§ **Work required**: Go through the listing below and list every line with "xlabel".
------ Dataset content
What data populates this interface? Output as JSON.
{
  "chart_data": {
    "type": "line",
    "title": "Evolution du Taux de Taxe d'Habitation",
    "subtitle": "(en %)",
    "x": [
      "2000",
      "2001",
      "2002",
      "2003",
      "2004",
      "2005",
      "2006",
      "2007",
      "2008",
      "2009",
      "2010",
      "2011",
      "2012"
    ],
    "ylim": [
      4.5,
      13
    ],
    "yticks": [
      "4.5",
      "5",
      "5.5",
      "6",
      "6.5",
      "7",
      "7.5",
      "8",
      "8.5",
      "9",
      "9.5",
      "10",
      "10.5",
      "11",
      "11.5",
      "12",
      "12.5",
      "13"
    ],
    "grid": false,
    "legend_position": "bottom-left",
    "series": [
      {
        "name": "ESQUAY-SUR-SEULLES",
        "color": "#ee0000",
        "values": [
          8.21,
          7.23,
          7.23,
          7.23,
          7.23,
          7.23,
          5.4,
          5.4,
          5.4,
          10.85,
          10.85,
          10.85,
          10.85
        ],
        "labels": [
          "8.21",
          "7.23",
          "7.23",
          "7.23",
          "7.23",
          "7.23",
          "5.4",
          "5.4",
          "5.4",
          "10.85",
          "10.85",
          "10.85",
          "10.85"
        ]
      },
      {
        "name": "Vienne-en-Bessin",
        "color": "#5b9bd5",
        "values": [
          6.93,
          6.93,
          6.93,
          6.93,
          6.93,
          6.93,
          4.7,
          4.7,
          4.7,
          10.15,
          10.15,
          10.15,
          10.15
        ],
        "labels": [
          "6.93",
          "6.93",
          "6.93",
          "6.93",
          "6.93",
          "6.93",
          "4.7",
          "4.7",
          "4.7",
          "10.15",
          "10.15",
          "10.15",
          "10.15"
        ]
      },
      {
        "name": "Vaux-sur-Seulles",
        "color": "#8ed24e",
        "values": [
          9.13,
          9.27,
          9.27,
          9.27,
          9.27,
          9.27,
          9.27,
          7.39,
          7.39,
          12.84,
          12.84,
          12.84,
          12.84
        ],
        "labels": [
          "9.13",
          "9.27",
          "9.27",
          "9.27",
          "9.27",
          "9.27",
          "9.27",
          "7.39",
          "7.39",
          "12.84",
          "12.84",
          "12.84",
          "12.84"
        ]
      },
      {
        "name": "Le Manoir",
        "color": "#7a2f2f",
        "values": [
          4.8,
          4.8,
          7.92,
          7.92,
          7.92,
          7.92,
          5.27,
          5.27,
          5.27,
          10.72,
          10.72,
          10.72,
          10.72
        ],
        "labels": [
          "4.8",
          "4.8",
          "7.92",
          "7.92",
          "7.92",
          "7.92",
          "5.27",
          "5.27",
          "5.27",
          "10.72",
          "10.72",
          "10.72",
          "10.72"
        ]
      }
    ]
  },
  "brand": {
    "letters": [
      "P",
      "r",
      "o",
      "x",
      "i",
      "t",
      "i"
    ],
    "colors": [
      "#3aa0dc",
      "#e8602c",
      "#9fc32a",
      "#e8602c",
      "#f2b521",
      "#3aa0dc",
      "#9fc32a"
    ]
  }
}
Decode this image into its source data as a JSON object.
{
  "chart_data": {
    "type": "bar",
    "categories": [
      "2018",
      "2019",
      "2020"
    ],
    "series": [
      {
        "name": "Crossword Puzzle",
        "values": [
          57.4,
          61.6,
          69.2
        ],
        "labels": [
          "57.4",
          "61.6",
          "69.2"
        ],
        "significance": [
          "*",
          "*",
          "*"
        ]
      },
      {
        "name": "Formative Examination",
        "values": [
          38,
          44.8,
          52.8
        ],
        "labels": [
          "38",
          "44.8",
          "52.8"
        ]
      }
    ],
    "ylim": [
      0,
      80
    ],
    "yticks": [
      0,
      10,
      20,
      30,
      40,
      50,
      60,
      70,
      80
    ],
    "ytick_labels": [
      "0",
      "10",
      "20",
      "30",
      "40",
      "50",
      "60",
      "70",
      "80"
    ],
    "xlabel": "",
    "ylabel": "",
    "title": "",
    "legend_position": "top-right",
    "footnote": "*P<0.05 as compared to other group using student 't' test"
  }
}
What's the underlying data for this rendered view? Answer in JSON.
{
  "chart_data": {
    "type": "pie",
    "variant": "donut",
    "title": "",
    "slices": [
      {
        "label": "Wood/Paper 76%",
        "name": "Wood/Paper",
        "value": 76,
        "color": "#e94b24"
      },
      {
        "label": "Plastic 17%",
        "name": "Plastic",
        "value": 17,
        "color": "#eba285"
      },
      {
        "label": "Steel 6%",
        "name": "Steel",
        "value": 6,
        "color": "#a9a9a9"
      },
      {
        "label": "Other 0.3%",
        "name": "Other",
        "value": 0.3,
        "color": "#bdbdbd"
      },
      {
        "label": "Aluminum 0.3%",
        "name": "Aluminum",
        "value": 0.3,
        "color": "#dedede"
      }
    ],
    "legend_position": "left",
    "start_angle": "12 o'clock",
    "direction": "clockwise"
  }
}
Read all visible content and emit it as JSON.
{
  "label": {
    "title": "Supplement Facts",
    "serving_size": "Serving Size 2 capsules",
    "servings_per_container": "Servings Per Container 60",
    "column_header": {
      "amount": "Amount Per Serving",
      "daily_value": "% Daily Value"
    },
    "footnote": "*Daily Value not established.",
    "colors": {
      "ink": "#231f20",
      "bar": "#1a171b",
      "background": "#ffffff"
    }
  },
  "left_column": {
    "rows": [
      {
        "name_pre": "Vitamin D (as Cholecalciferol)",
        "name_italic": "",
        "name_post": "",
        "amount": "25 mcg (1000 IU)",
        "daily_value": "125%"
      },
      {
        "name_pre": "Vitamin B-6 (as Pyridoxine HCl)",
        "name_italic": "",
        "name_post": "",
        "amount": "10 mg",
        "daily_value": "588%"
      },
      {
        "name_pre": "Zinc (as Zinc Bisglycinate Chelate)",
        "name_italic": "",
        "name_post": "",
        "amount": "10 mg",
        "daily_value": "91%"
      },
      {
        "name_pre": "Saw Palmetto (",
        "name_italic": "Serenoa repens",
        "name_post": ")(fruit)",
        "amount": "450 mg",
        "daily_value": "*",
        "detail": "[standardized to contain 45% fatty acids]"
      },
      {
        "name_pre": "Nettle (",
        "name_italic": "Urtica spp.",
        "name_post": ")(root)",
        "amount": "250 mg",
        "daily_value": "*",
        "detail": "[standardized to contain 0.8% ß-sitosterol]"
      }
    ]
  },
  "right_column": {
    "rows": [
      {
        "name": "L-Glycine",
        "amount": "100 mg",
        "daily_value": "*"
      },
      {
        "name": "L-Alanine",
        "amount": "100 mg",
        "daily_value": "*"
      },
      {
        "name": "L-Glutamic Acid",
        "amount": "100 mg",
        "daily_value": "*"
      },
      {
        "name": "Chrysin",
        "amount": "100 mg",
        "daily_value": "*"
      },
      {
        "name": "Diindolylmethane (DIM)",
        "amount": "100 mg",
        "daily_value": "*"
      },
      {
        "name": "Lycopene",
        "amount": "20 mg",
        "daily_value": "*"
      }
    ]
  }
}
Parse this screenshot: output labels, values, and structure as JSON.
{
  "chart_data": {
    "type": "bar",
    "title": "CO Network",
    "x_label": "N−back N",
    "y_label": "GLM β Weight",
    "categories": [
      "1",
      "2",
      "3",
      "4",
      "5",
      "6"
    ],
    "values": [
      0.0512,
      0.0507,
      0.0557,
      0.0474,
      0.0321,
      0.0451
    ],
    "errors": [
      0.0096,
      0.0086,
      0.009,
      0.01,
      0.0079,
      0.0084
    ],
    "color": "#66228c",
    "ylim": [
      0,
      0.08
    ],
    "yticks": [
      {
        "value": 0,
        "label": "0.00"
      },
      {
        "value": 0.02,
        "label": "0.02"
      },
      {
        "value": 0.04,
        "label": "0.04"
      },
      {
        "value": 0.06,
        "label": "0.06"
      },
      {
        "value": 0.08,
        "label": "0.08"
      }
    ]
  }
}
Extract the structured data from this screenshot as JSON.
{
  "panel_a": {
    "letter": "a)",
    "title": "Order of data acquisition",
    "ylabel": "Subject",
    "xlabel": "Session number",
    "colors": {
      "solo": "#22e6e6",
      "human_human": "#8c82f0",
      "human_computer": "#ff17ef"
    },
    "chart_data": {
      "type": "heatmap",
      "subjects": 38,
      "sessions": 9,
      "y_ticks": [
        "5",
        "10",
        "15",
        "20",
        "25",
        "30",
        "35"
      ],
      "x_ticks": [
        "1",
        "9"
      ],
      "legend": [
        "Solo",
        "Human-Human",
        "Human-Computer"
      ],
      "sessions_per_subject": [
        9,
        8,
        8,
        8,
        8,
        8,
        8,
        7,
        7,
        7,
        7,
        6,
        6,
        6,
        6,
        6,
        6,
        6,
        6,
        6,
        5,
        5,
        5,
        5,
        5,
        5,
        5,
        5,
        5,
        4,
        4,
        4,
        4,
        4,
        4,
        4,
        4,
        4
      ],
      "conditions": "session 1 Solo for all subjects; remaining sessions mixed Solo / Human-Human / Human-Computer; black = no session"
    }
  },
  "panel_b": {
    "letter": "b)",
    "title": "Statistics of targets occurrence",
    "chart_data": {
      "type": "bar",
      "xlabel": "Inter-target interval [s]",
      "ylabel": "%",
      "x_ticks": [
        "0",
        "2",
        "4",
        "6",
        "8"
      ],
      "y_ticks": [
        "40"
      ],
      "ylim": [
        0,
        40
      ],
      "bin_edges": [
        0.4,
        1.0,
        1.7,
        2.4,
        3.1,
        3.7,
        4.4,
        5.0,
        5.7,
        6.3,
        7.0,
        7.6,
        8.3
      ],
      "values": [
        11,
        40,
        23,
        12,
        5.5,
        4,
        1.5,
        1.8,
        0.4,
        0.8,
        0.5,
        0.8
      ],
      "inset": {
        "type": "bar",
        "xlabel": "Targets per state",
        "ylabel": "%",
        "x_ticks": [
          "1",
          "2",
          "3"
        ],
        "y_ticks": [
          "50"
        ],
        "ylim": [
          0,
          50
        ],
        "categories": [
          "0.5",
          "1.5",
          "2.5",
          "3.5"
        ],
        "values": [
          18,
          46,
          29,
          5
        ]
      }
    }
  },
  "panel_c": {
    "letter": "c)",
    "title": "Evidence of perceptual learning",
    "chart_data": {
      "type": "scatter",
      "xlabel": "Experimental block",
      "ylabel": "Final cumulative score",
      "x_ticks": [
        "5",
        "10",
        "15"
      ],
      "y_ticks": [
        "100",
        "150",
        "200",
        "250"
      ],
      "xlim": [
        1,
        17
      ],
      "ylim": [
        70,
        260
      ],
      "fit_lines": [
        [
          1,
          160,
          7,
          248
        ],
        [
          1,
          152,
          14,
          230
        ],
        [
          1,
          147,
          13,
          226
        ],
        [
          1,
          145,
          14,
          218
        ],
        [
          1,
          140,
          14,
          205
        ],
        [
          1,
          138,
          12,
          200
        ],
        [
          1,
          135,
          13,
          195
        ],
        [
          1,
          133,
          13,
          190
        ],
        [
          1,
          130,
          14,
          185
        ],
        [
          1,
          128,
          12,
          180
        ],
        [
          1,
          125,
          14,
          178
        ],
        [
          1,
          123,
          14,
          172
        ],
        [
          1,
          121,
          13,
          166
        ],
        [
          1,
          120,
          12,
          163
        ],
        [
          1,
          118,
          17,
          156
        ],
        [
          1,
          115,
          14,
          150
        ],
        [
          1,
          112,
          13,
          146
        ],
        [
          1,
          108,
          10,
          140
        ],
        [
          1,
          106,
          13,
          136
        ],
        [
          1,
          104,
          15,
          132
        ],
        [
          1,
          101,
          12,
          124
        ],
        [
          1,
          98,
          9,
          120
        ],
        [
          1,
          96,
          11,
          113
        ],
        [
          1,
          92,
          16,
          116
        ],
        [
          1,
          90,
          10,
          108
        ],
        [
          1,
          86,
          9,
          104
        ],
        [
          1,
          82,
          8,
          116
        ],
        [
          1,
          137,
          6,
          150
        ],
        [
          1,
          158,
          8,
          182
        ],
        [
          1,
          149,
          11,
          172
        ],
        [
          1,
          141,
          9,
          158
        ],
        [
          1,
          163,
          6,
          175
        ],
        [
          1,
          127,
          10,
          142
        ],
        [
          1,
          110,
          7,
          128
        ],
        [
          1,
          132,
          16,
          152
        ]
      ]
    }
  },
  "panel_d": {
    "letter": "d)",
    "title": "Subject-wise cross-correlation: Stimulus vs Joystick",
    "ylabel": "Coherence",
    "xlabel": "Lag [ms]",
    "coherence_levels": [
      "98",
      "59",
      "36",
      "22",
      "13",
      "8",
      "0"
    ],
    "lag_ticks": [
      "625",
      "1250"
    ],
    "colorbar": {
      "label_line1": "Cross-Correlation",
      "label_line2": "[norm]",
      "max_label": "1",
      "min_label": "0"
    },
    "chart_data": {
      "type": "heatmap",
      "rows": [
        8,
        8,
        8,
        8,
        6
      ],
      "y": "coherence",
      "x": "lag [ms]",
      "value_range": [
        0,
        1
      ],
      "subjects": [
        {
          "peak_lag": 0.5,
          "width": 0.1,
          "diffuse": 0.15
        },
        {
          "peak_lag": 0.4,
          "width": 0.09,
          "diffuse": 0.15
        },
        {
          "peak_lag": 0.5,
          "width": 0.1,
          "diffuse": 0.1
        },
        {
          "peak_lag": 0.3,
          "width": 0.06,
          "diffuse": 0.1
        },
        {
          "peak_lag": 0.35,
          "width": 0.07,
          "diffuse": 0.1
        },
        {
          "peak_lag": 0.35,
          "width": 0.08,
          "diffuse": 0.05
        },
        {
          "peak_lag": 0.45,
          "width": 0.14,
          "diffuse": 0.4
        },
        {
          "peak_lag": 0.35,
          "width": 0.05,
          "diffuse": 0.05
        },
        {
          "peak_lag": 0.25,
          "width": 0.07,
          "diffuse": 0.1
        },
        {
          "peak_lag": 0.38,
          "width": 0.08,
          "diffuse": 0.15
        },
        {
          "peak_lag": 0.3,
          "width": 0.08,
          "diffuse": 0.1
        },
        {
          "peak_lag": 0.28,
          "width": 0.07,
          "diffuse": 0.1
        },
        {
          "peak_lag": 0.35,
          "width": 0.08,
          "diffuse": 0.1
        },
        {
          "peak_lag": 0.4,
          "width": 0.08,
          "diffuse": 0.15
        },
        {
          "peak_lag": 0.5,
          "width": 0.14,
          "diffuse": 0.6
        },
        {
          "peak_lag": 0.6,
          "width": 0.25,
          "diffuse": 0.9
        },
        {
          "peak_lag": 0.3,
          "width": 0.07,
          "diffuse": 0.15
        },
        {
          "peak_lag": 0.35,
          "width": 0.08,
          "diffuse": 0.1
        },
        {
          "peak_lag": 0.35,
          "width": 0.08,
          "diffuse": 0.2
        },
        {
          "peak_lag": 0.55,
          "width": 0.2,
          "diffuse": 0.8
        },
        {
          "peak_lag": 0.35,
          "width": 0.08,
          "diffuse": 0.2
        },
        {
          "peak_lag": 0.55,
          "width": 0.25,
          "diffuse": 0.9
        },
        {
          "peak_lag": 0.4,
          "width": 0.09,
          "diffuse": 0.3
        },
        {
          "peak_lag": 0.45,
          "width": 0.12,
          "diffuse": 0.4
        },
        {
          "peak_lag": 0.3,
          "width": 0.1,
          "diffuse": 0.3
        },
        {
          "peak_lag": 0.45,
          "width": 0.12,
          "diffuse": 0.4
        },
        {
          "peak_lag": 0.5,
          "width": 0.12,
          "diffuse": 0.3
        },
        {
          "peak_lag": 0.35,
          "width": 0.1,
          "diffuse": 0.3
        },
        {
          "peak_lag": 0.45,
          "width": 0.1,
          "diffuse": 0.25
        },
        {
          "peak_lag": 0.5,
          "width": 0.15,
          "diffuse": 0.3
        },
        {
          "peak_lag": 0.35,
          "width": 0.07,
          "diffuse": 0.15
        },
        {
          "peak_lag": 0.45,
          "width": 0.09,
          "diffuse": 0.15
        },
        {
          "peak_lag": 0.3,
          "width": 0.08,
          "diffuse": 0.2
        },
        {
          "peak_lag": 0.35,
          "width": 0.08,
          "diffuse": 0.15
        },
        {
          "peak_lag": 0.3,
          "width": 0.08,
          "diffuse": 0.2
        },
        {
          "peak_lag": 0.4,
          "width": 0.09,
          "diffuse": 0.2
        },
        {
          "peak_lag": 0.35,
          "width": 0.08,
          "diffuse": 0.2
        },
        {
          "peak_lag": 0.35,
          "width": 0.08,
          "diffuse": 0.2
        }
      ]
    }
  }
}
------------
§ **Solution for this task**:
    "xlabel": "",
    "xlabel": "Session number",
      "xlabel": "Inter-target interval [s]",
        "xlabel": "Targets per state",
      "xlabel": "Experimental block",
    "xlabel": "Lag [ms]",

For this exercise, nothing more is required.